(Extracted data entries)
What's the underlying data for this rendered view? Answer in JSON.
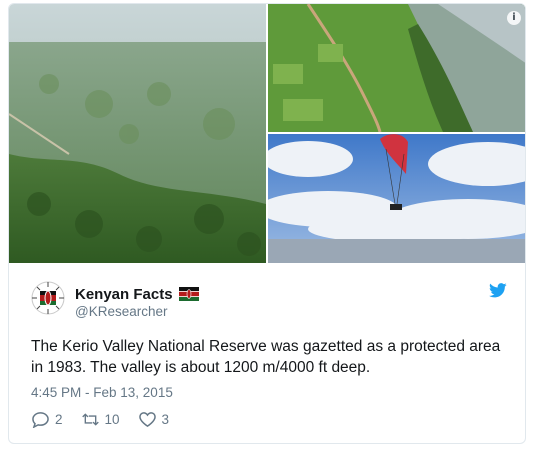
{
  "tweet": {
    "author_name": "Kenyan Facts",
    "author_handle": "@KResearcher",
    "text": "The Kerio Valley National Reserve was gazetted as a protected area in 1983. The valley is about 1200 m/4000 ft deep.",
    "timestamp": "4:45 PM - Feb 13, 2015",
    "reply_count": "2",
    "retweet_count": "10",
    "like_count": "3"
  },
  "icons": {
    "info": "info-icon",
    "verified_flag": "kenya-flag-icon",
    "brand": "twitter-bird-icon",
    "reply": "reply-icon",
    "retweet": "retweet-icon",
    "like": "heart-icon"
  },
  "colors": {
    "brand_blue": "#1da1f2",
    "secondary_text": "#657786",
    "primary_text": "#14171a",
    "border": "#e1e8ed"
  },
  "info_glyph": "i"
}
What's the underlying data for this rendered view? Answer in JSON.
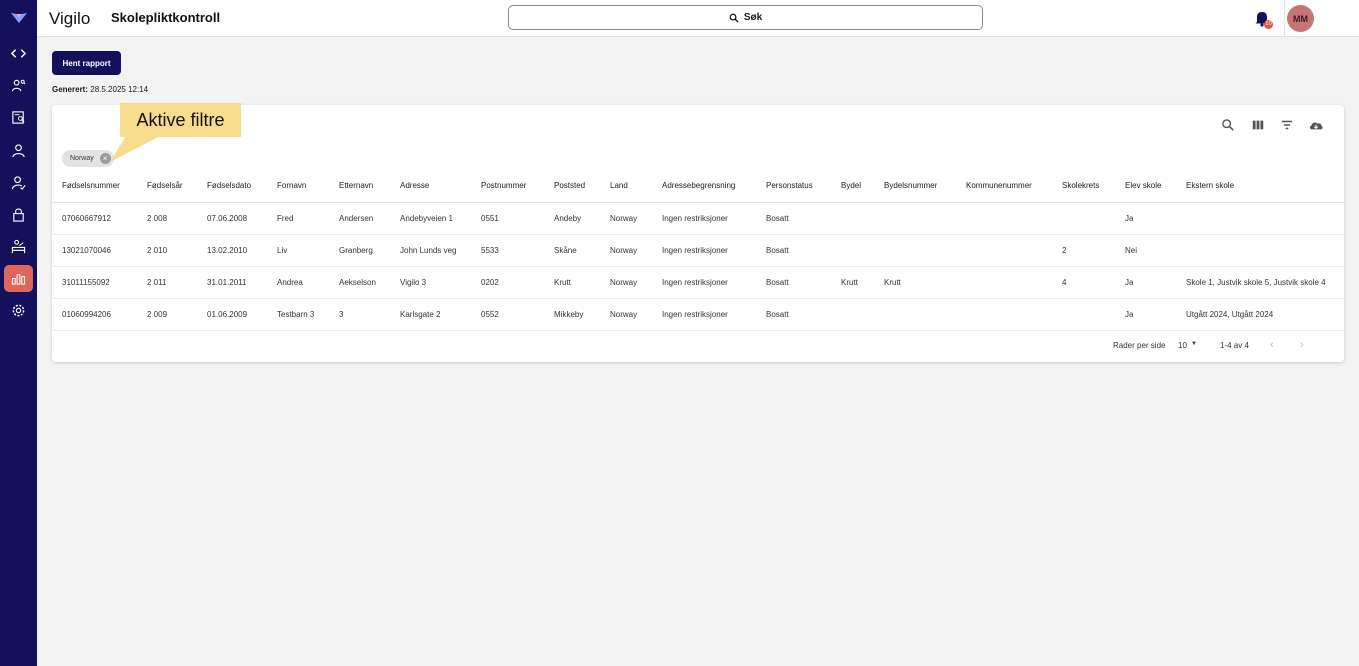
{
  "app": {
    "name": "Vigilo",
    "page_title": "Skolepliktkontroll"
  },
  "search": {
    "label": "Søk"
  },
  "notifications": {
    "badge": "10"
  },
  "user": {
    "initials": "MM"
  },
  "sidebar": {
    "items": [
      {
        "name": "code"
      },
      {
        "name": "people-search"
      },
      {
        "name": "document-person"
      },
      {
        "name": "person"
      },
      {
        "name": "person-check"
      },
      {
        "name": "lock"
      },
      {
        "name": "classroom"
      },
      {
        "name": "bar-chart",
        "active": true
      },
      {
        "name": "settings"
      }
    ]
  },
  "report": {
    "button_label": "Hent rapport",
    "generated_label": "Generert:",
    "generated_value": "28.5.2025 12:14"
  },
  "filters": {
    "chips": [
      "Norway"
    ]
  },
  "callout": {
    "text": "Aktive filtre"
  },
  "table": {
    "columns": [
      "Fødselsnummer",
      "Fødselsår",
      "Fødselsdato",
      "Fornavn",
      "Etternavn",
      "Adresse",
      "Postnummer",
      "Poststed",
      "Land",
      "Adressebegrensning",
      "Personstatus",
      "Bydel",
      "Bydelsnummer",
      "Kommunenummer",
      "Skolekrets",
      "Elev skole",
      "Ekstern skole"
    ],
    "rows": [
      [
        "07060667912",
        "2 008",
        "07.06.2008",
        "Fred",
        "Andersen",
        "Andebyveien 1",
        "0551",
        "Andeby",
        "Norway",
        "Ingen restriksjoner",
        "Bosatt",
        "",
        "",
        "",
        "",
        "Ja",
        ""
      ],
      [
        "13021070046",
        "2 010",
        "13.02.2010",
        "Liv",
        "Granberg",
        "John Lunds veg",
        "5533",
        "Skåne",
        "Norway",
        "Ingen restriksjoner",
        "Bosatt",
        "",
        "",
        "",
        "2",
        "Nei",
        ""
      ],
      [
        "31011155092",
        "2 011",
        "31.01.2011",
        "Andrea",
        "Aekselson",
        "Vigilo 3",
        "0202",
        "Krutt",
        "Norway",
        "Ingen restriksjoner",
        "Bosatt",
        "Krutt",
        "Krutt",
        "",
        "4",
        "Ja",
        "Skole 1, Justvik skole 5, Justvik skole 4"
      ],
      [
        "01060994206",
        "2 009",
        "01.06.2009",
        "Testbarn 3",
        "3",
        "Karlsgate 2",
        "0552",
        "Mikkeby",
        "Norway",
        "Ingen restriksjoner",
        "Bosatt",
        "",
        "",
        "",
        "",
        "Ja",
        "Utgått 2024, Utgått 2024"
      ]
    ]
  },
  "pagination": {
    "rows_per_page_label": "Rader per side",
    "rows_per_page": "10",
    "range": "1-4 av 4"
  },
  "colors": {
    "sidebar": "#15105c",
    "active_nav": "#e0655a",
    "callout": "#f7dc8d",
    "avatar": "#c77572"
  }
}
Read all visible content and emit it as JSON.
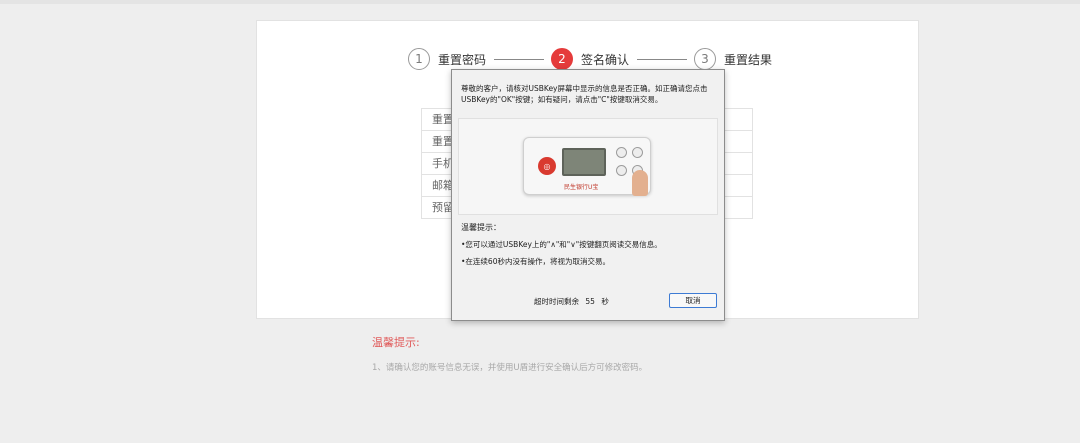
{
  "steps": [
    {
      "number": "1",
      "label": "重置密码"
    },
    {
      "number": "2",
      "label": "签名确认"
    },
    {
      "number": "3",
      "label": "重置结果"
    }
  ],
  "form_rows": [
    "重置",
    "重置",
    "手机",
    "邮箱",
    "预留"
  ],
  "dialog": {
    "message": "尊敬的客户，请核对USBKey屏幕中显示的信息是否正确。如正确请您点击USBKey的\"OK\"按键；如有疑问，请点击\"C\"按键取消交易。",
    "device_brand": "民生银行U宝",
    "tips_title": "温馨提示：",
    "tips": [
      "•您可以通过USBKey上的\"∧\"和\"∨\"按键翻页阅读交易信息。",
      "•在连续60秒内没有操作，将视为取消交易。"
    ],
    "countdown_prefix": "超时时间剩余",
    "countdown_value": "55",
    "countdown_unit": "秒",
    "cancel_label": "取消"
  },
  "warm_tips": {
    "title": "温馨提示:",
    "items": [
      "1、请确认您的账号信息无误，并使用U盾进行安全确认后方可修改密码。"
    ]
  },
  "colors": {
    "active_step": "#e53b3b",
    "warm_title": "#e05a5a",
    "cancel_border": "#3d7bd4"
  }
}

**WORK INSTRUCTIONS:** Repeat the material above word for word, please, apart from its images.

**TASK RESULT:**
What's the underlying data for this rendered view? Answer in JSON.
{
  "tweet": {
    "author_name": "Kenyan Facts",
    "author_handle": "@KResearcher",
    "text": "The Kerio Valley National Reserve was gazetted as a protected area in 1983. The valley is about 1200 m/4000 ft deep.",
    "timestamp": "4:45 PM - Feb 13, 2015",
    "reply_count": "2",
    "retweet_count": "10",
    "like_count": "3"
  },
  "icons": {
    "info": "info-icon",
    "verified_flag": "kenya-flag-icon",
    "brand": "twitter-bird-icon",
    "reply": "reply-icon",
    "retweet": "retweet-icon",
    "like": "heart-icon"
  },
  "colors": {
    "brand_blue": "#1da1f2",
    "secondary_text": "#657786",
    "primary_text": "#14171a",
    "border": "#e1e8ed"
  },
  "info_glyph": "i"
}
What's the underlying data for this rendered view? Answer in JSON.
{
  "app": {
    "name": "Vigilo",
    "page_title": "Skolepliktkontroll"
  },
  "search": {
    "label": "Søk"
  },
  "notifications": {
    "badge": "10"
  },
  "user": {
    "initials": "MM"
  },
  "sidebar": {
    "items": [
      {
        "name": "code"
      },
      {
        "name": "people-search"
      },
      {
        "name": "document-person"
      },
      {
        "name": "person"
      },
      {
        "name": "person-check"
      },
      {
        "name": "lock"
      },
      {
        "name": "classroom"
      },
      {
        "name": "bar-chart",
        "active": true
      },
      {
        "name": "settings"
      }
    ]
  },
  "report": {
    "button_label": "Hent rapport",
    "generated_label": "Generert:",
    "generated_value": "28.5.2025 12:14"
  },
  "filters": {
    "chips": [
      "Norway"
    ]
  },
  "callout": {
    "text": "Aktive filtre"
  },
  "table": {
    "columns": [
      "Fødselsnummer",
      "Fødselsår",
      "Fødselsdato",
      "Fornavn",
      "Etternavn",
      "Adresse",
      "Postnummer",
      "Poststed",
      "Land",
      "Adressebegrensning",
      "Personstatus",
      "Bydel",
      "Bydelsnummer",
      "Kommunenummer",
      "Skolekrets",
      "Elev skole",
      "Ekstern skole"
    ],
    "rows": [
      [
        "07060667912",
        "2 008",
        "07.06.2008",
        "Fred",
        "Andersen",
        "Andebyveien 1",
        "0551",
        "Andeby",
        "Norway",
        "Ingen restriksjoner",
        "Bosatt",
        "",
        "",
        "",
        "",
        "Ja",
        ""
      ],
      [
        "13021070046",
        "2 010",
        "13.02.2010",
        "Liv",
        "Granberg",
        "John Lunds veg",
        "5533",
        "Skåne",
        "Norway",
        "Ingen restriksjoner",
        "Bosatt",
        "",
        "",
        "",
        "2",
        "Nei",
        ""
      ],
      [
        "31011155092",
        "2 011",
        "31.01.2011",
        "Andrea",
        "Aekselson",
        "Vigilo 3",
        "0202",
        "Krutt",
        "Norway",
        "Ingen restriksjoner",
        "Bosatt",
        "Krutt",
        "Krutt",
        "",
        "4",
        "Ja",
        "Skole 1, Justvik skole 5, Justvik skole 4"
      ],
      [
        "01060994206",
        "2 009",
        "01.06.2009",
        "Testbarn 3",
        "3",
        "Karlsgate 2",
        "0552",
        "Mikkeby",
        "Norway",
        "Ingen restriksjoner",
        "Bosatt",
        "",
        "",
        "",
        "",
        "Ja",
        "Utgått 2024, Utgått 2024"
      ]
    ]
  },
  "pagination": {
    "rows_per_page_label": "Rader per side",
    "rows_per_page": "10",
    "range": "1-4 av 4"
  },
  "colors": {
    "sidebar": "#15105c",
    "active_nav": "#e0655a",
    "callout": "#f7dc8d",
    "avatar": "#c77572"
  }
}
Read all visible content and emit it as JSON.
{
  "steps": [
    {
      "number": "1",
      "label": "重置密码"
    },
    {
      "number": "2",
      "label": "签名确认"
    },
    {
      "number": "3",
      "label": "重置结果"
    }
  ],
  "form_rows": [
    "重置",
    "重置",
    "手机",
    "邮箱",
    "预留"
  ],
  "dialog": {
    "message": "尊敬的客户，请核对USBKey屏幕中显示的信息是否正确。如正确请您点击USBKey的\"OK\"按键；如有疑问，请点击\"C\"按键取消交易。",
    "device_brand": "民生银行U宝",
    "tips_title": "温馨提示：",
    "tips": [
      "•您可以通过USBKey上的\"∧\"和\"∨\"按键翻页阅读交易信息。",
      "•在连续60秒内没有操作，将视为取消交易。"
    ],
    "countdown_prefix": "超时时间剩余",
    "countdown_value": "55",
    "countdown_unit": "秒",
    "cancel_label": "取消"
  },
  "warm_tips": {
    "title": "温馨提示:",
    "items": [
      "1、请确认您的账号信息无误，并使用U盾进行安全确认后方可修改密码。"
    ]
  },
  "colors": {
    "active_step": "#e53b3b",
    "warm_title": "#e05a5a",
    "cancel_border": "#3d7bd4"
  }
}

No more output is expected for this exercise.